Task directions » Will you write out all the entries below exactly?

Items from a dataset »
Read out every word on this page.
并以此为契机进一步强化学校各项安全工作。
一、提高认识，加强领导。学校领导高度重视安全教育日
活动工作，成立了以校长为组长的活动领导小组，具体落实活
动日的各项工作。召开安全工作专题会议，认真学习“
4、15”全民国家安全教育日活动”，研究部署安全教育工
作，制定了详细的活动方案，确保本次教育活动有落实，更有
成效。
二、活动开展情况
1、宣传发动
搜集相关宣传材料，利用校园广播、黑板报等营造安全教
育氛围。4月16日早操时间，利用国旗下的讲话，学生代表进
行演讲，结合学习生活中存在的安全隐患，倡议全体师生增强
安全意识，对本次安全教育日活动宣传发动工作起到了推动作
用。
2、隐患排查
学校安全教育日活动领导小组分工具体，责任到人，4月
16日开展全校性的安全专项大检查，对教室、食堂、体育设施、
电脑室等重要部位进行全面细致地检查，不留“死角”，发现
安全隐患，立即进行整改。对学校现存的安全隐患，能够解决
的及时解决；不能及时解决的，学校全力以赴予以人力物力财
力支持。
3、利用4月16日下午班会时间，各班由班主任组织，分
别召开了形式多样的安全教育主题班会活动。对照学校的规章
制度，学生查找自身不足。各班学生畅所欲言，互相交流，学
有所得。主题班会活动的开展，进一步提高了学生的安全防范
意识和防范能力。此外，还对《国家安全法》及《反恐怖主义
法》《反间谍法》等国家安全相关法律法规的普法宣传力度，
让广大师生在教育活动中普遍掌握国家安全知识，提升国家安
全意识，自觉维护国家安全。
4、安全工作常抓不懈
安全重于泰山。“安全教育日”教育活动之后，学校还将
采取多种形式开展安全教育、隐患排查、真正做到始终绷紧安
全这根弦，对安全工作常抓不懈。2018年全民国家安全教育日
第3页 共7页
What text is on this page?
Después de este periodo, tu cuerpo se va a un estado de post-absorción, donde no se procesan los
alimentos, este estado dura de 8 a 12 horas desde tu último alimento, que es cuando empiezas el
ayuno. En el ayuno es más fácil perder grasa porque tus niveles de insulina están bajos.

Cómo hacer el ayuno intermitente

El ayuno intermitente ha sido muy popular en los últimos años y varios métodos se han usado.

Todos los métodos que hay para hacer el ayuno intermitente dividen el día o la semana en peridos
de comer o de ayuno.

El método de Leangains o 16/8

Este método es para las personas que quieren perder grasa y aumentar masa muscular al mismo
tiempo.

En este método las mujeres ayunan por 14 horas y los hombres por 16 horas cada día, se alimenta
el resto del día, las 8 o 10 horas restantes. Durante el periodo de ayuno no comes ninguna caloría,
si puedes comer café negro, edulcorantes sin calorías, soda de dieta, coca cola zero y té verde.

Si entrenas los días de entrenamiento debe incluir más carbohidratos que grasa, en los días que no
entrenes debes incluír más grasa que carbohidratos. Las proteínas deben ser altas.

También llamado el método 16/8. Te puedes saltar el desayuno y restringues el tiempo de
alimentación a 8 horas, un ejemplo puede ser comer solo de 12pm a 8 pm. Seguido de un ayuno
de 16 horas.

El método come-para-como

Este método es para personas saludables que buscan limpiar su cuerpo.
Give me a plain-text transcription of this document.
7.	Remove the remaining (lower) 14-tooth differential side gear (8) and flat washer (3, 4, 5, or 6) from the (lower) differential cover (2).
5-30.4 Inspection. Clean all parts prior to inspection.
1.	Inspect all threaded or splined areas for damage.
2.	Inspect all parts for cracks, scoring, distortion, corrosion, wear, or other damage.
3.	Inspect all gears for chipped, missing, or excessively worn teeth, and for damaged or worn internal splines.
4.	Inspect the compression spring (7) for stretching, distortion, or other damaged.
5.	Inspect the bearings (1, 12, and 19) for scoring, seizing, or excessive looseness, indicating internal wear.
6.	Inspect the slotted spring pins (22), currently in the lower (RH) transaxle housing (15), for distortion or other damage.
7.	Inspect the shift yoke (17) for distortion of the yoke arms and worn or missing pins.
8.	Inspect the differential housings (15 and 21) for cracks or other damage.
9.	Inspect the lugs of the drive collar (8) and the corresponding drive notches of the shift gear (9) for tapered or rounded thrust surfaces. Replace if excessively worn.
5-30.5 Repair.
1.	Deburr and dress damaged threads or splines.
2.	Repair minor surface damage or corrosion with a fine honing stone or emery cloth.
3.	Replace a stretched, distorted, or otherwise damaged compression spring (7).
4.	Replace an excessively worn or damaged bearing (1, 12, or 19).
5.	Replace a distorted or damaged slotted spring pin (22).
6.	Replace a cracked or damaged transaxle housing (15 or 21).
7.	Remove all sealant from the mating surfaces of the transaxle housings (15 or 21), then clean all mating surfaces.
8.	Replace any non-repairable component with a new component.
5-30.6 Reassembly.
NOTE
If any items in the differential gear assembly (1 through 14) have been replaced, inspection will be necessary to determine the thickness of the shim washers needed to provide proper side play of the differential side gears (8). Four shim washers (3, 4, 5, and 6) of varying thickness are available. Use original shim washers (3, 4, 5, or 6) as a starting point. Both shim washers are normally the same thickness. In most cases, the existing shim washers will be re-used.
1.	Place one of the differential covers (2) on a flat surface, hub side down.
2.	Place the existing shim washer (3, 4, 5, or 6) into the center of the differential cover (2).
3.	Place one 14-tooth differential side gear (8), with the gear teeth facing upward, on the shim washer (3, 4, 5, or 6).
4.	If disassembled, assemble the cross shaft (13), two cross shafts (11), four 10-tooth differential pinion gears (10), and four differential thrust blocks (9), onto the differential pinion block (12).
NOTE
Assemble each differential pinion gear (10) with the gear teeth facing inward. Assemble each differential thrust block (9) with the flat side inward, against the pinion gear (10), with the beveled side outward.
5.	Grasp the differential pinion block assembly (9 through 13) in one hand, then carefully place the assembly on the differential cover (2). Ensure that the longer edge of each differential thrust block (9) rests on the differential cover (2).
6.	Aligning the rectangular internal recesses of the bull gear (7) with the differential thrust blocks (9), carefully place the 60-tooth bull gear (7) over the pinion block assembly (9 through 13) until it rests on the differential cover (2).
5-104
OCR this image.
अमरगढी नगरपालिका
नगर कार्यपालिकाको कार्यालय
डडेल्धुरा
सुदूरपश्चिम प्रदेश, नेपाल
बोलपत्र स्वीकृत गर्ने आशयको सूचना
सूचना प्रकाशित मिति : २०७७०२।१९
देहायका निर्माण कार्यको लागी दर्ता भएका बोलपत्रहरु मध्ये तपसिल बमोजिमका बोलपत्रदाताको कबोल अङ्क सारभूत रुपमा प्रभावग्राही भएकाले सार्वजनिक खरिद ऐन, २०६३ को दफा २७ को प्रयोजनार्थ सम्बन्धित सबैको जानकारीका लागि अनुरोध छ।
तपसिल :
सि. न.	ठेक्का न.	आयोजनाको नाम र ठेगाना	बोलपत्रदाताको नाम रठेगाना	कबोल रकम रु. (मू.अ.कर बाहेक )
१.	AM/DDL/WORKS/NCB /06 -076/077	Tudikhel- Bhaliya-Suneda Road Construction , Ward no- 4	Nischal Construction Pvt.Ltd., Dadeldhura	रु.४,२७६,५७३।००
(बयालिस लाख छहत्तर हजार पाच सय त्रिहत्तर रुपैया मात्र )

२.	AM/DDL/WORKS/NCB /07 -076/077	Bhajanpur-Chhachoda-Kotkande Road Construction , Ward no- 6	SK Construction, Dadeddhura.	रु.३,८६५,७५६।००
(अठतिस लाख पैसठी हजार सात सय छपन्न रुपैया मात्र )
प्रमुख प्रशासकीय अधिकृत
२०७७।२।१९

Exercise output »
Read out every word on this page.
并以此为契机进一步强化学校各项安全工作。
一、提高认识，加强领导。学校领导高度重视安全教育日
活动工作，成立了以校长为组长的活动领导小组，具体落实活
动日的各项工作。召开安全工作专题会议，认真学习“
4、15”全民国家安全教育日活动”，研究部署安全教育工
作，制定了详细的活动方案，确保本次教育活动有落实，更有
成效。
二、活动开展情况
1、宣传发动
搜集相关宣传材料，利用校园广播、黑板报等营造安全教
育氛围。4月16日早操时间，利用国旗下的讲话，学生代表进
行演讲，结合学习生活中存在的安全隐患，倡议全体师生增强
安全意识，对本次安全教育日活动宣传发动工作起到了推动作
用。
2、隐患排查
学校安全教育日活动领导小组分工具体，责任到人，4月
16日开展全校性的安全专项大检查，对教室、食堂、体育设施、
电脑室等重要部位进行全面细致地检查，不留“死角”，发现
安全隐患，立即进行整改。对学校现存的安全隐患，能够解决
的及时解决；不能及时解决的，学校全力以赴予以人力物力财
力支持。
3、利用4月16日下午班会时间，各班由班主任组织，分
别召开了形式多样的安全教育主题班会活动。对照学校的规章
制度，学生查找自身不足。各班学生畅所欲言，互相交流，学
有所得。主题班会活动的开展，进一步提高了学生的安全防范
意识和防范能力。此外，还对《国家安全法》及《反恐怖主义
法》《反间谍法》等国家安全相关法律法规的普法宣传力度，
让广大师生在教育活动中普遍掌握国家安全知识，提升国家安
全意识，自觉维护国家安全。
4、安全工作常抓不懈
安全重于泰山。“安全教育日”教育活动之后，学校还将
采取多种形式开展安全教育、隐患排查、真正做到始终绷紧安
全这根弦，对安全工作常抓不懈。2018年全民国家安全教育日
第3页 共7页
What text is on this page?
Después de este periodo, tu cuerpo se va a un estado de post-absorción, donde no se procesan los
alimentos, este estado dura de 8 a 12 horas desde tu último alimento, que es cuando empiezas el
ayuno. En el ayuno es más fácil perder grasa porque tus niveles de insulina están bajos.

Cómo hacer el ayuno intermitente

El ayuno intermitente ha sido muy popular en los últimos años y varios métodos se han usado.

Todos los métodos que hay para hacer el ayuno intermitente dividen el día o la semana en peridos
de comer o de ayuno.

El método de Leangains o 16/8

Este método es para las personas que quieren perder grasa y aumentar masa muscular al mismo
tiempo.

En este método las mujeres ayunan por 14 horas y los hombres por 16 horas cada día, se alimenta
el resto del día, las 8 o 10 horas restantes. Durante el periodo de ayuno no comes ninguna caloría,
si puedes comer café negro, edulcorantes sin calorías, soda de dieta, coca cola zero y té verde.

Si entrenas los días de entrenamiento debe incluir más carbohidratos que grasa, en los días que no
entrenes debes incluír más grasa que carbohidratos. Las proteínas deben ser altas.

También llamado el método 16/8. Te puedes saltar el desayuno y restringues el tiempo de
alimentación a 8 horas, un ejemplo puede ser comer solo de 12pm a 8 pm. Seguido de un ayuno
de 16 horas.

El método come-para-como

Este método es para personas saludables que buscan limpiar su cuerpo.
Give me a plain-text transcription of this document.
7.	Remove the remaining (lower) 14-tooth differential side gear (8) and flat washer (3, 4, 5, or 6) from the (lower) differential cover (2).
5-30.4 Inspection. Clean all parts prior to inspection.
1.	Inspect all threaded or splined areas for damage.
2.	Inspect all parts for cracks, scoring, distortion, corrosion, wear, or other damage.
3.	Inspect all gears for chipped, missing, or excessively worn teeth, and for damaged or worn internal splines.
4.	Inspect the compression spring (7) for stretching, distortion, or other damaged.
5.	Inspect the bearings (1, 12, and 19) for scoring, seizing, or excessive looseness, indicating internal wear.
6.	Inspect the slotted spring pins (22), currently in the lower (RH) transaxle housing (15), for distortion or other damage.
7.	Inspect the shift yoke (17) for distortion of the yoke arms and worn or missing pins.
8.	Inspect the differential housings (15 and 21) for cracks or other damage.
9.	Inspect the lugs of the drive collar (8) and the corresponding drive notches of the shift gear (9) for tapered or rounded thrust surfaces. Replace if excessively worn.
5-30.5 Repair.
1.	Deburr and dress damaged threads or splines.
2.	Repair minor surface damage or corrosion with a fine honing stone or emery cloth.
3.	Replace a stretched, distorted, or otherwise damaged compression spring (7).
4.	Replace an excessively worn or damaged bearing (1, 12, or 19).
5.	Replace a distorted or damaged slotted spring pin (22).
6.	Replace a cracked or damaged transaxle housing (15 or 21).
7.	Remove all sealant from the mating surfaces of the transaxle housings (15 or 21), then clean all mating surfaces.
8.	Replace any non-repairable component with a new component.
5-30.6 Reassembly.
NOTE
If any items in the differential gear assembly (1 through 14) have been replaced, inspection will be necessary to determine the thickness of the shim washers needed to provide proper side play of the differential side gears (8). Four shim washers (3, 4, 5, and 6) of varying thickness are available. Use original shim washers (3, 4, 5, or 6) as a starting point. Both shim washers are normally the same thickness. In most cases, the existing shim washers will be re-used.
1.	Place one of the differential covers (2) on a flat surface, hub side down.
2.	Place the existing shim washer (3, 4, 5, or 6) into the center of the differential cover (2).
3.	Place one 14-tooth differential side gear (8), with the gear teeth facing upward, on the shim washer (3, 4, 5, or 6).
4.	If disassembled, assemble the cross shaft (13), two cross shafts (11), four 10-tooth differential pinion gears (10), and four differential thrust blocks (9), onto the differential pinion block (12).
NOTE
Assemble each differential pinion gear (10) with the gear teeth facing inward. Assemble each differential thrust block (9) with the flat side inward, against the pinion gear (10), with the beveled side outward.
5.	Grasp the differential pinion block assembly (9 through 13) in one hand, then carefully place the assembly on the differential cover (2). Ensure that the longer edge of each differential thrust block (9) rests on the differential cover (2).
6.	Aligning the rectangular internal recesses of the bull gear (7) with the differential thrust blocks (9), carefully place the 60-tooth bull gear (7) over the pinion block assembly (9 through 13) until it rests on the differential cover (2).
5-104
OCR this image.
अमरगढी नगरपालिका
नगर कार्यपालिकाको कार्यालय
डडेल्धुरा
सुदूरपश्चिम प्रदेश, नेपाल
बोलपत्र स्वीकृत गर्ने आशयको सूचना
सूचना प्रकाशित मिति : २०७७०२।१९
देहायका निर्माण कार्यको लागी दर्ता भएका बोलपत्रहरु मध्ये तपसिल बमोजिमका बोलपत्रदाताको कबोल अङ्क सारभूत रुपमा प्रभावग्राही भएकाले सार्वजनिक खरिद ऐन, २०६३ को दफा २७ को प्रयोजनार्थ सम्बन्धित सबैको जानकारीका लागि अनुरोध छ।
तपसिल :
सि. न.	ठेक्का न.	आयोजनाको नाम र ठेगाना	बोलपत्रदाताको नाम रठेगाना	कबोल रकम रु. (मू.अ.कर बाहेक )
१.	AM/DDL/WORKS/NCB /06 -076/077	Tudikhel- Bhaliya-Suneda Road Construction , Ward no- 4	Nischal Construction Pvt.Ltd., Dadeldhura	रु.४,२७६,५७३।००
(बयालिस लाख छहत्तर हजार पाच सय त्रिहत्तर रुपैया मात्र )

२.	AM/DDL/WORKS/NCB /07 -076/077	Bhajanpur-Chhachoda-Kotkande Road Construction , Ward no- 6	SK Construction, Dadeddhura.	रु.३,८६५,७५६।००
(अठतिस लाख पैसठी हजार सात सय छपन्न रुपैया मात्र )
प्रमुख प्रशासकीय अधिकृत
२०७७।२।१९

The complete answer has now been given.